— Begin MATERIAL FOR THIS TASK —

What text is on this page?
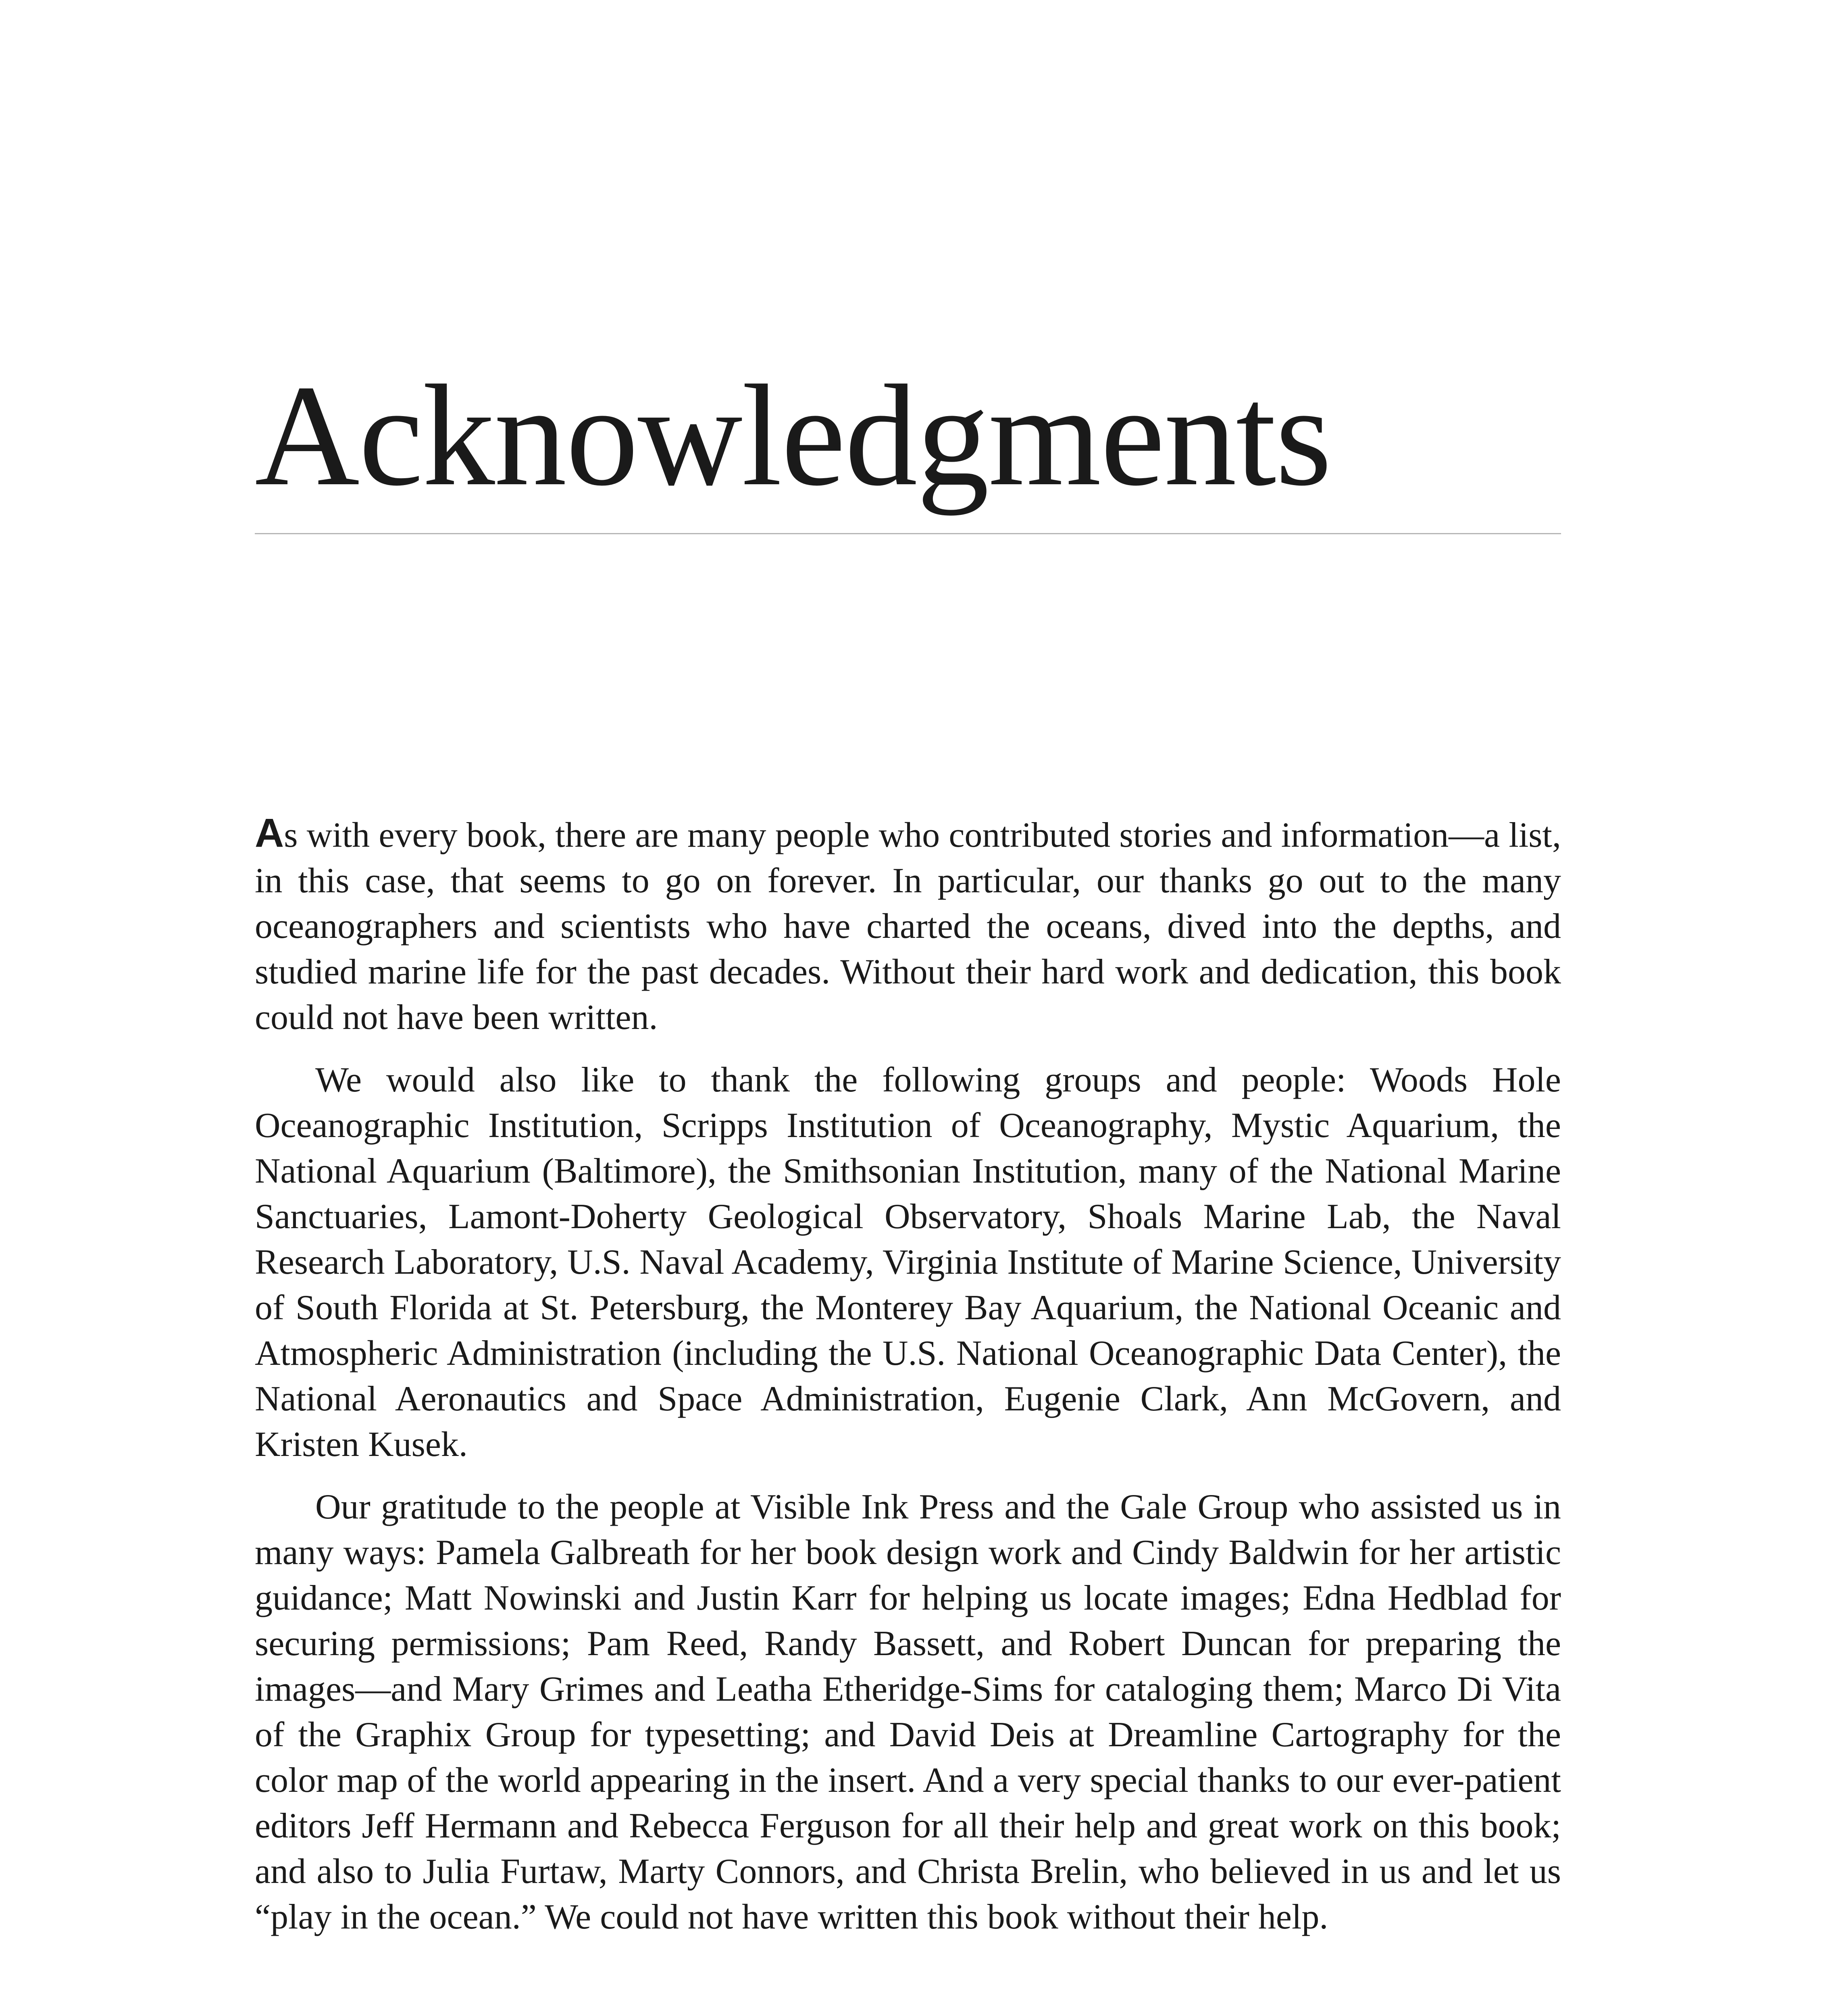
Acknowledgments

As with every book, there are many people who contributed stories and information—a list, in this case, that seems to go on forever. In particular, our thanks go out to the many oceanographers and scientists who have charted the oceans, dived into the depths, and studied marine life for the past decades. Without their hard work and dedication, this book could not have been written.

We would also like to thank the following groups and people: Woods Hole Oceanographic Institution, Scripps Institution of Oceanography, Mystic Aquarium, the National Aquarium (Baltimore), the Smithsonian Institution, many of the National Marine Sanctuaries, Lamont-Doherty Geological Observatory, Shoals Marine Lab, the Naval Research Laboratory, U.S. Naval Academy, Virginia Institute of Marine Science, University of South Florida at St. Petersburg, the Monterey Bay Aquarium, the National Oceanic and Atmospheric Administration (including the U.S. National Oceanographic Data Center), the National Aeronautics and Space Administration, Eugenie Clark, Ann McGovern, and Kristen Kusek.

Our gratitude to the people at Visible Ink Press and the Gale Group who assisted us in many ways: Pamela Galbreath for her book design work and Cindy Baldwin for her artistic guidance; Matt Nowinski and Justin Karr for helping us locate images; Edna Hedblad for securing permissions; Pam Reed, Randy Bassett, and Robert Duncan for preparing the images—and Mary Grimes and Leatha Etheridge-Sims for cataloging them; Marco Di Vita of the Graphix Group for typesetting; and David Deis at Dreamline Cartography for the color map of the world appearing in the insert. And a very special thanks to our ever-patient editors Jeff Hermann and Rebecca Ferguson for all their help and great work on this book; and also to Julia Furtaw, Marty Connors, and Christa Brelin, who believed in us and let us “play in the ocean.” We could not have written this book without their help.
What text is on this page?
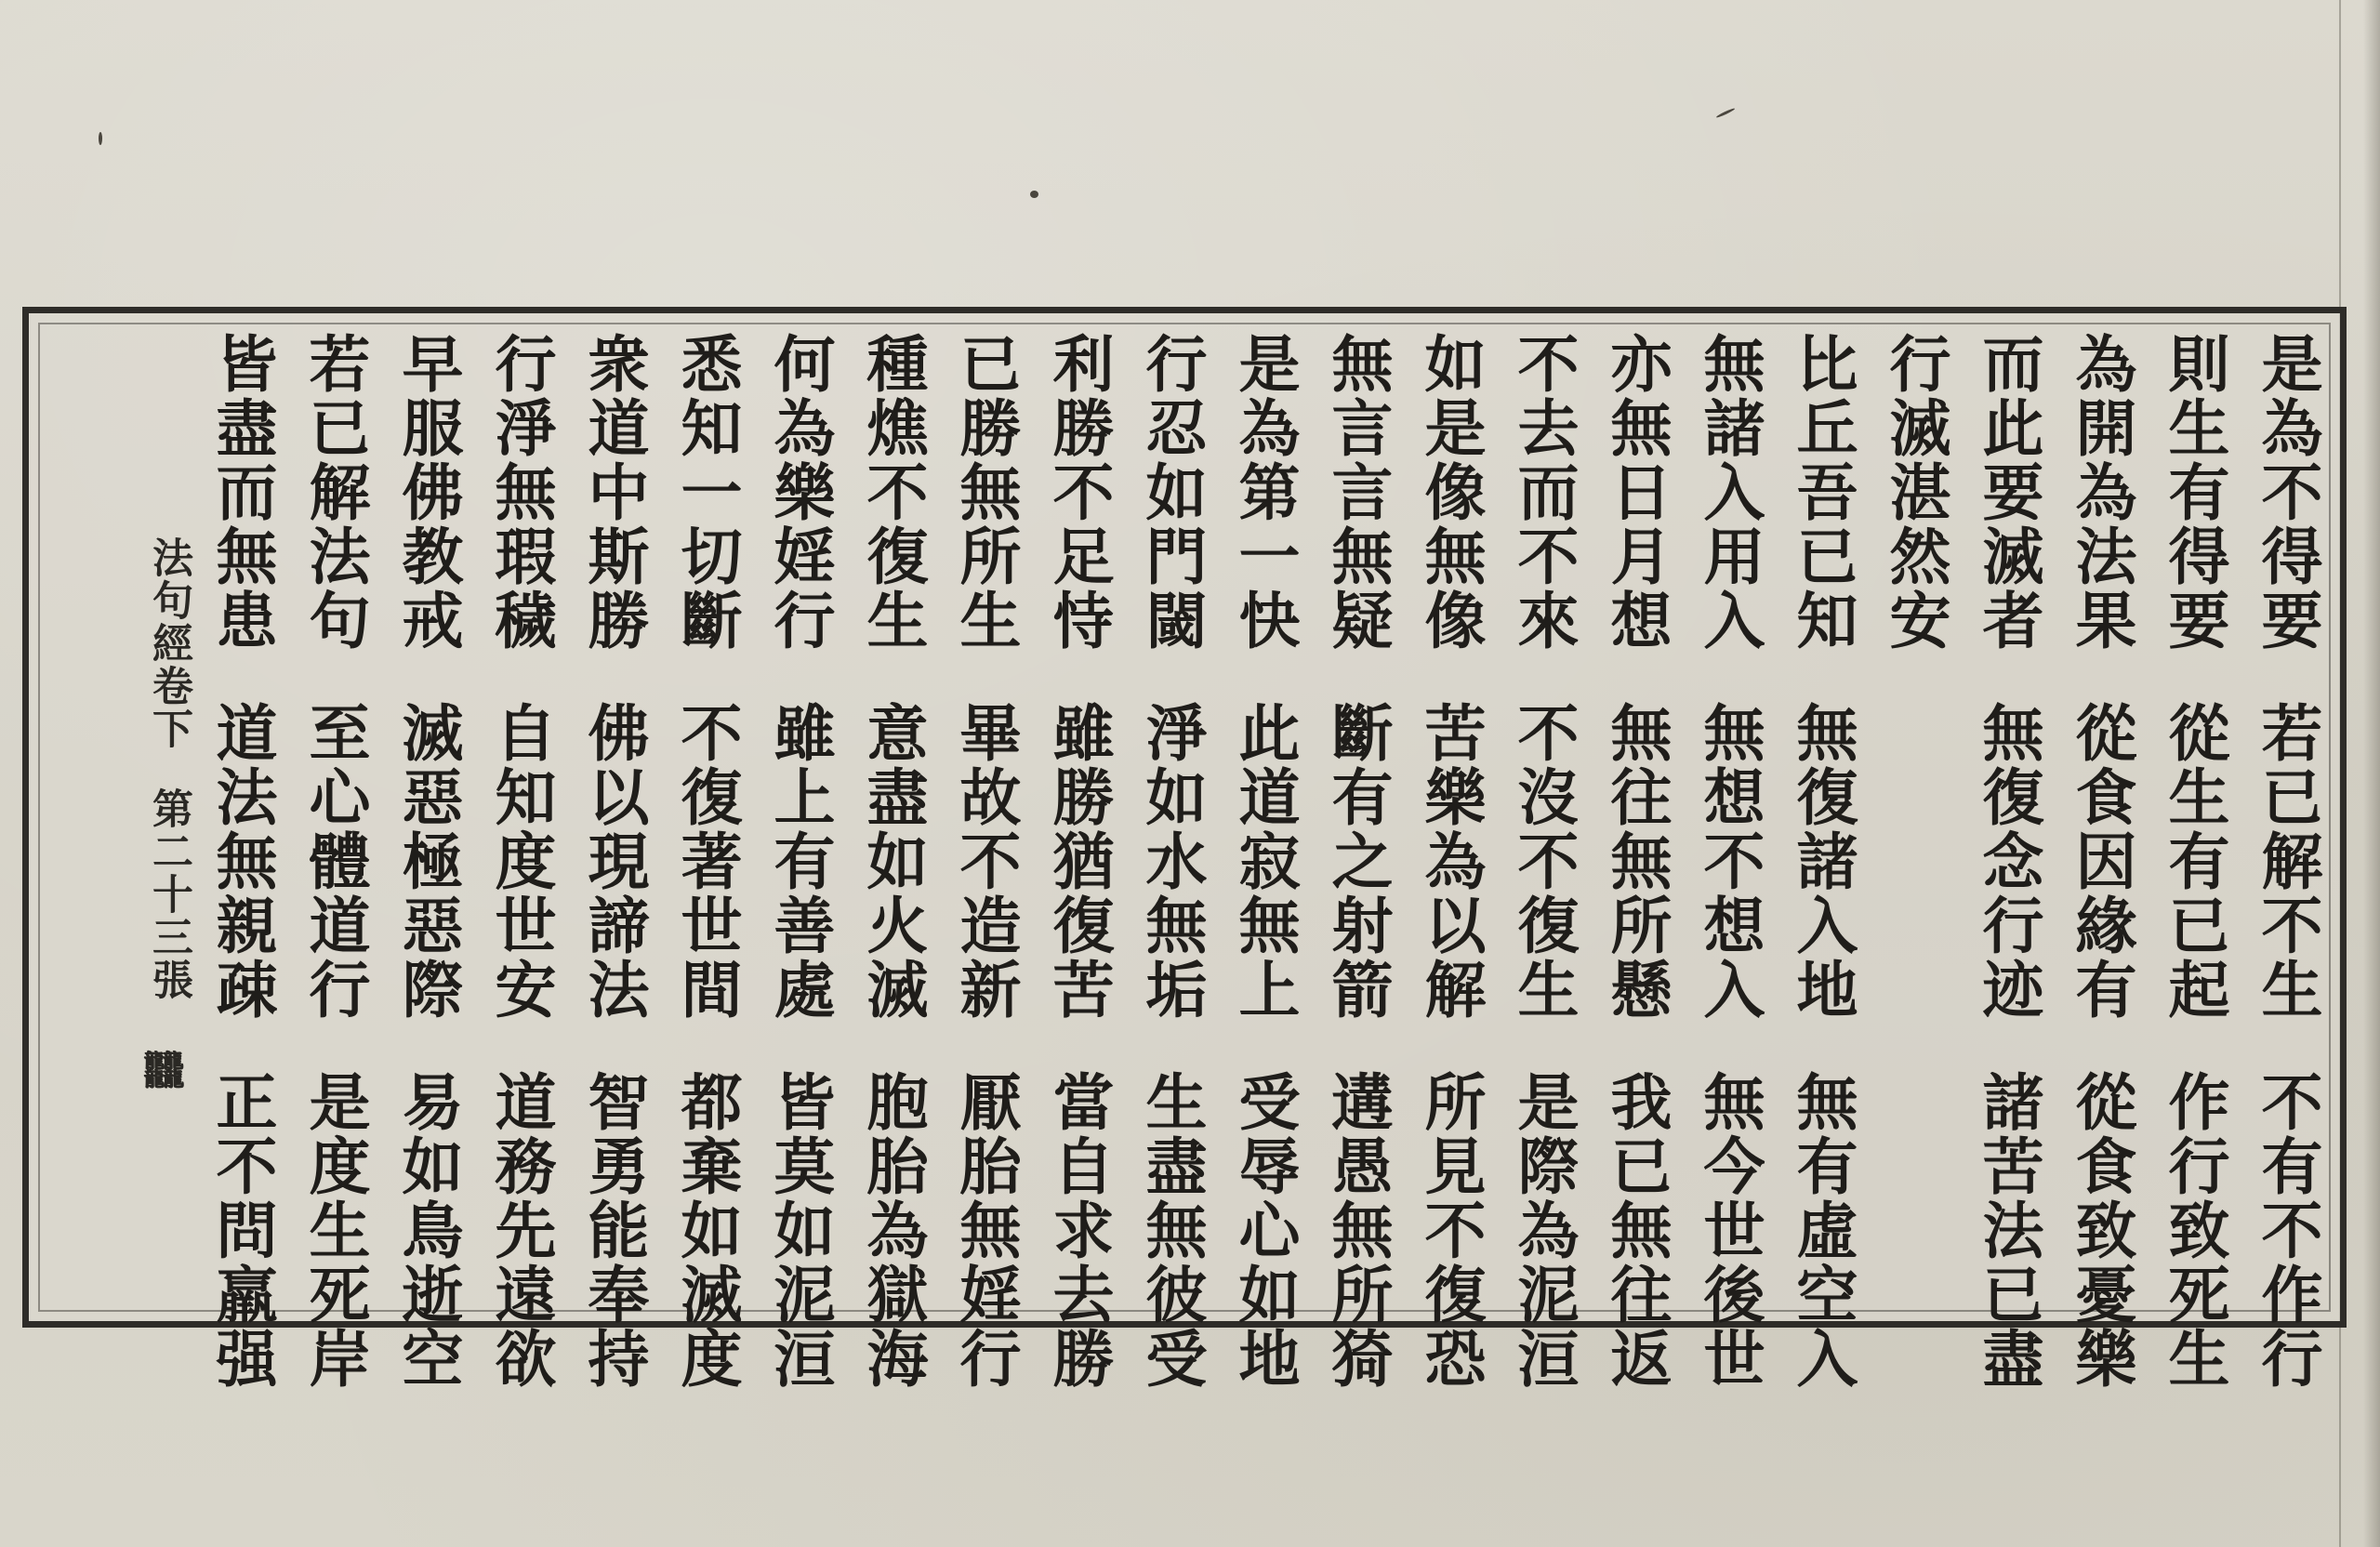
法句經卷下
第二十三張
𪚥
是為不得要若已解不生不有不作行
則生有得要從生有已起作行致死生
為開為法果從食因緣有從食致憂樂
而此要滅者無復念行迹諸苦法已盡
行滅湛然安
比丘吾已知無復諸入地無有虛空入
無諸入用入無想不想入無今世後世
亦無日月想無往無所懸我已無往返
不去而不來不沒不復生是際為泥洹
如是像無像苦樂為以解所見不復恐
無言言無疑斷有之射箭遘愚無所猗
是為第一快此道寂無上受辱心如地
行忍如門閾淨如水無垢生盡無彼受
利勝不足恃雖勝猶復苦當自求去勝
已勝無所生畢故不造新厭胎無婬行
種燋不復生意盡如火滅胞胎為獄海
何為樂婬行雖上有善處皆莫如泥洹
悉知一切斷不復著世間都棄如滅度
衆道中斯勝佛以現諦法智勇能奉持
行淨無瑕穢自知度世安道務先遠欲
早服佛教戒滅惡極惡際易如鳥逝空
若已解法句至心體道行是度生死岸
皆盡而無患道法無親疎正不問羸强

— End MATERIAL FOR THIS TASK —

Pictures in the records above are left out; print everything else exactly as written.

> TASK OUTPUT:
What text is on this page?
Acknowledgments

As with every book, there are many people who contributed stories and information—a list, in this case, that seems to go on forever. In particular, our thanks go out to the many oceanographers and scientists who have charted the oceans, dived into the depths, and studied marine life for the past decades. Without their hard work and dedication, this book could not have been written.

We would also like to thank the following groups and people: Woods Hole Oceanographic Institution, Scripps Institution of Oceanography, Mystic Aquarium, the National Aquarium (Baltimore), the Smithsonian Institution, many of the National Marine Sanctuaries, Lamont-Doherty Geological Observatory, Shoals Marine Lab, the Naval Research Laboratory, U.S. Naval Academy, Virginia Institute of Marine Science, University of South Florida at St. Petersburg, the Monterey Bay Aquarium, the National Oceanic and Atmospheric Administration (including the U.S. National Oceanographic Data Center), the National Aeronautics and Space Administration, Eugenie Clark, Ann McGovern, and Kristen Kusek.

Our gratitude to the people at Visible Ink Press and the Gale Group who assisted us in many ways: Pamela Galbreath for her book design work and Cindy Baldwin for her artistic guidance; Matt Nowinski and Justin Karr for helping us locate images; Edna Hedblad for securing permissions; Pam Reed, Randy Bassett, and Robert Duncan for preparing the images—and Mary Grimes and Leatha Etheridge-Sims for cataloging them; Marco Di Vita of the Graphix Group for typesetting; and David Deis at Dreamline Cartography for the color map of the world appearing in the insert. And a very special thanks to our ever-patient editors Jeff Hermann and Rebecca Ferguson for all their help and great work on this book; and also to Julia Furtaw, Marty Connors, and Christa Brelin, who believed in us and let us “play in the ocean.” We could not have written this book without their help.
What text is on this page?
法句經卷下
第二十三張
𪚥
是為不得要若已解不生不有不作行
則生有得要從生有已起作行致死生
為開為法果從食因緣有從食致憂樂
而此要滅者無復念行迹諸苦法已盡
行滅湛然安
比丘吾已知無復諸入地無有虛空入
無諸入用入無想不想入無今世後世
亦無日月想無往無所懸我已無往返
不去而不來不沒不復生是際為泥洹
如是像無像苦樂為以解所見不復恐
無言言無疑斷有之射箭遘愚無所猗
是為第一快此道寂無上受辱心如地
行忍如門閾淨如水無垢生盡無彼受
利勝不足恃雖勝猶復苦當自求去勝
已勝無所生畢故不造新厭胎無婬行
種燋不復生意盡如火滅胞胎為獄海
何為樂婬行雖上有善處皆莫如泥洹
悉知一切斷不復著世間都棄如滅度
衆道中斯勝佛以現諦法智勇能奉持
行淨無瑕穢自知度世安道務先遠欲
早服佛教戒滅惡極惡際易如鳥逝空
若已解法句至心體道行是度生死岸
皆盡而無患道法無親疎正不問羸强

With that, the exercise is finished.